━━━━━ Provided records
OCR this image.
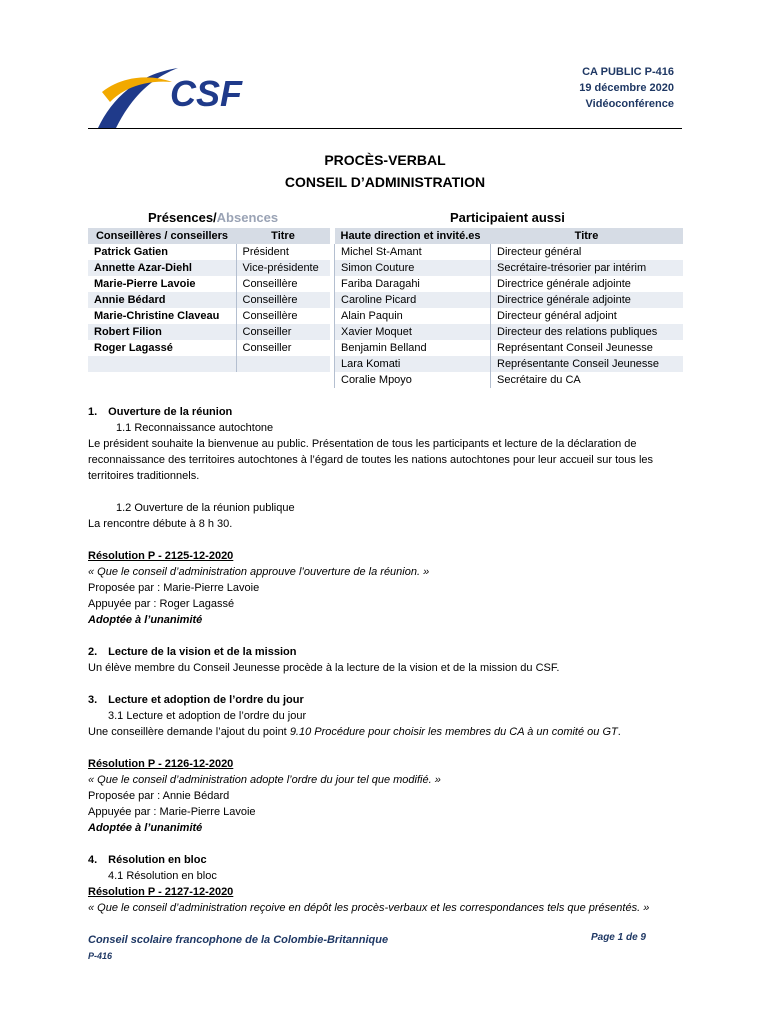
CSF
CA PUBLIC P-416
19 décembre 2020
Vidéoconférence
PROCÈS-VERBAL
CONSEIL D’ADMINISTRATION
Présences/Absences	Participaient aussi
Conseillères / conseillers	Titre
Patrick Gatien	Président
Annette Azar-Diehl	Vice-présidente
Marie-Pierre Lavoie	Conseillère
Annie Bédard	Conseillère
Marie-Christine Claveau	Conseillère
Robert Filion	Conseiller
Roger Lagassé	Conseiller

Haute direction et invité.es	Titre
Michel St-Amant	Directeur général
Simon Couture	Secrétaire-trésorier par intérim
Fariba Daragahi	Directrice générale adjointe
Caroline Picard	Directrice générale adjointe
Alain Paquin	Directeur général adjoint
Xavier Moquet	Directeur des relations publiques
Benjamin Belland	Représentant Conseil Jeunesse
Lara Komati	Représentante Conseil Jeunesse
Coralie Mpoyo	Secrétaire du CA
1. Ouverture de la réunion
1.1 Reconnaissance autochtone
Le président souhaite la bienvenue au public. Présentation de tous les participants et lecture de la déclaration de reconnaissance des territoires autochtones à l’égard de toutes les nations autochtones pour leur accueil sur tous les territoires traditionnels.
1.2 Ouverture de la réunion publique
La rencontre débute à 8 h 30.
Résolution P - 2125-12-2020
« Que le conseil d’administration approuve l’ouverture de la réunion. »
Proposée par : Marie-Pierre Lavoie
Appuyée par : Roger Lagassé
Adoptée à l’unanimité
2. Lecture de la vision et de la mission
Un élève membre du Conseil Jeunesse procède à la lecture de la vision et de la mission du CSF.
3. Lecture et adoption de l’ordre du jour
3.1 Lecture et adoption de l’ordre du jour
Une conseillère demande l’ajout du point 9.10 Procédure pour choisir les membres du CA à un comité ou GT.
Résolution P - 2126-12-2020
« Que le conseil d’administration adopte l’ordre du jour tel que modifié. »
Proposée par : Annie Bédard
Appuyée par : Marie-Pierre Lavoie
Adoptée à l’unanimité
4. Résolution en bloc
4.1 Résolution en bloc
Résolution P - 2127-12-2020
« Que le conseil d’administration reçoive en dépôt les procès-verbaux et les correspondances tels que présentés. »
Conseil scolaire francophone de la Colombie-Britannique
P-416
Page 1 de 9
━━━━━━━━━━
Short problem: Quote every entry exactly, with the pictures omitted.

Problem solution:
OCR this image.
CSF
CA PUBLIC P-416
19 décembre 2020
Vidéoconférence
PROCÈS-VERBAL
CONSEIL D’ADMINISTRATION
Présences/Absences	Participaient aussi
Conseillères / conseillers	Titre
Patrick Gatien	Président
Annette Azar-Diehl	Vice-présidente
Marie-Pierre Lavoie	Conseillère
Annie Bédard	Conseillère
Marie-Christine Claveau	Conseillère
Robert Filion	Conseiller
Roger Lagassé	Conseiller

Haute direction et invité.es	Titre
Michel St-Amant	Directeur général
Simon Couture	Secrétaire-trésorier par intérim
Fariba Daragahi	Directrice générale adjointe
Caroline Picard	Directrice générale adjointe
Alain Paquin	Directeur général adjoint
Xavier Moquet	Directeur des relations publiques
Benjamin Belland	Représentant Conseil Jeunesse
Lara Komati	Représentante Conseil Jeunesse
Coralie Mpoyo	Secrétaire du CA
1. Ouverture de la réunion
1.1 Reconnaissance autochtone
Le président souhaite la bienvenue au public. Présentation de tous les participants et lecture de la déclaration de reconnaissance des territoires autochtones à l’égard de toutes les nations autochtones pour leur accueil sur tous les territoires traditionnels.
1.2 Ouverture de la réunion publique
La rencontre débute à 8 h 30.
Résolution P - 2125-12-2020
« Que le conseil d’administration approuve l’ouverture de la réunion. »
Proposée par : Marie-Pierre Lavoie
Appuyée par : Roger Lagassé
Adoptée à l’unanimité
2. Lecture de la vision et de la mission
Un élève membre du Conseil Jeunesse procède à la lecture de la vision et de la mission du CSF.
3. Lecture et adoption de l’ordre du jour
3.1 Lecture et adoption de l’ordre du jour
Une conseillère demande l’ajout du point 9.10 Procédure pour choisir les membres du CA à un comité ou GT.
Résolution P - 2126-12-2020
« Que le conseil d’administration adopte l’ordre du jour tel que modifié. »
Proposée par : Annie Bédard
Appuyée par : Marie-Pierre Lavoie
Adoptée à l’unanimité
4. Résolution en bloc
4.1 Résolution en bloc
Résolution P - 2127-12-2020
« Que le conseil d’administration reçoive en dépôt les procès-verbaux et les correspondances tels que présentés. »
Conseil scolaire francophone de la Colombie-Britannique
P-416
Page 1 de 9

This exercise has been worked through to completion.